PROBLEM REQUIREMENTS: Every line below that holds the string "JSON" should be copied out.

Saved data entries:
● ● ● ● ●
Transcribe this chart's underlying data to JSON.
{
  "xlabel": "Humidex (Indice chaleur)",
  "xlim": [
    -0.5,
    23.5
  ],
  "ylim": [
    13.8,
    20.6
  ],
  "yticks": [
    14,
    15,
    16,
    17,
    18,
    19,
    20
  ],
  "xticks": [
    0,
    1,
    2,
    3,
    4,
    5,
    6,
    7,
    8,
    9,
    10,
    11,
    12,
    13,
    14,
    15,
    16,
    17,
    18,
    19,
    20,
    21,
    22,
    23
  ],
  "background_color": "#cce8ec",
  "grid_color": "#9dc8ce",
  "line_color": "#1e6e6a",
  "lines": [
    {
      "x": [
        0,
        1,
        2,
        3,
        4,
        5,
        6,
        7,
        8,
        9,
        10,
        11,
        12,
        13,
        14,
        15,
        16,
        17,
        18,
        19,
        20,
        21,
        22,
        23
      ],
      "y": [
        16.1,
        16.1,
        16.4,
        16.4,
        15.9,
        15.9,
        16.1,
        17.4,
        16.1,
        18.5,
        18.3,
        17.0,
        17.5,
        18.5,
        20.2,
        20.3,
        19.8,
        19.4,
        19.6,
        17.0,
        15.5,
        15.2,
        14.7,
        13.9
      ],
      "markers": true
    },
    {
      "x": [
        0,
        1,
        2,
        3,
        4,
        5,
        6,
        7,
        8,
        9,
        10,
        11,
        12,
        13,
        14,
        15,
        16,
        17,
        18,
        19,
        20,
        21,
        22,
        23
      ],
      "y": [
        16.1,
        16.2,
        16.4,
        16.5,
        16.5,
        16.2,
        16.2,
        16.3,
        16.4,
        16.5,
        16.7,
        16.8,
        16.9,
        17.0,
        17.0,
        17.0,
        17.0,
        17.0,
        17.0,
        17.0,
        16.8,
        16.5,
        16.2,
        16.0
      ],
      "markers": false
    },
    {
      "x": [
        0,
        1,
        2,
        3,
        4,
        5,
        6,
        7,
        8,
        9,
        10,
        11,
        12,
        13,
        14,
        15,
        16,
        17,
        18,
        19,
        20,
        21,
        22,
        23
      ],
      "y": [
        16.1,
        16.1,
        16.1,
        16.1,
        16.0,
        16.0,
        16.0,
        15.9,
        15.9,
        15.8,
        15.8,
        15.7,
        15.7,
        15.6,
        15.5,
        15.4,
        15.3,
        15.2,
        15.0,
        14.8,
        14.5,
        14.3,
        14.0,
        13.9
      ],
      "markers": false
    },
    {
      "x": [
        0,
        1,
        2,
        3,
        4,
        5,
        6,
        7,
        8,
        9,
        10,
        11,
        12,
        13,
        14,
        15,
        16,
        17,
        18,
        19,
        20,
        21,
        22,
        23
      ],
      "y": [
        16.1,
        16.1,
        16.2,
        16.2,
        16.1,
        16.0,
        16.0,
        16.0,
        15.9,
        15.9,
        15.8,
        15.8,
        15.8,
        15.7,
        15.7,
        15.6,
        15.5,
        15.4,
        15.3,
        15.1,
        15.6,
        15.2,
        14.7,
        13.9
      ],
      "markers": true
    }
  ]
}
● ● ● ● ●
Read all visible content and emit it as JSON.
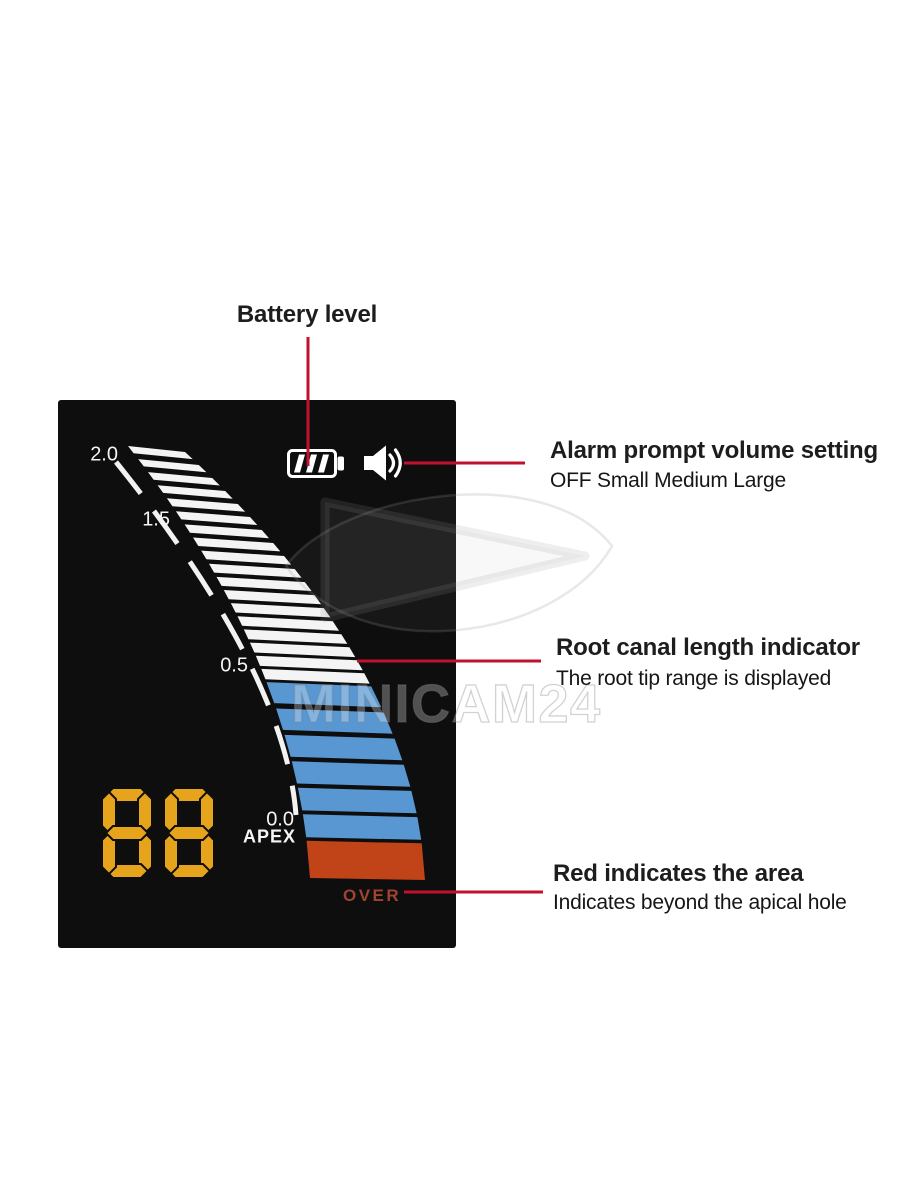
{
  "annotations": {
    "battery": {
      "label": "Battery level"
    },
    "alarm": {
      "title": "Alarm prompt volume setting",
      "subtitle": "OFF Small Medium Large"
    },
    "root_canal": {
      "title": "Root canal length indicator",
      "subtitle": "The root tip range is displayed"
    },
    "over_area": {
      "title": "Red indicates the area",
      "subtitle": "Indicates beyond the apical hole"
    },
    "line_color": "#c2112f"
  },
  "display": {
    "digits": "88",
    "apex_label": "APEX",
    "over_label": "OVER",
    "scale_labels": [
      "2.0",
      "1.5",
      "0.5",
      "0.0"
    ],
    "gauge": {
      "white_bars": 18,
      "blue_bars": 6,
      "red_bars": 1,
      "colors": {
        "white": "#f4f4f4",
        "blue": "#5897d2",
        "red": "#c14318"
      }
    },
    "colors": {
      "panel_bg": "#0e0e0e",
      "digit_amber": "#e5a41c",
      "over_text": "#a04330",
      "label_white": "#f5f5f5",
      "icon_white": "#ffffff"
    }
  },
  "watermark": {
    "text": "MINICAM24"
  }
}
● ● ● ● ●
WORKED ANSWER:
Transcribe this chart's underlying data to JSON.
Read all visible content and emit it as JSON.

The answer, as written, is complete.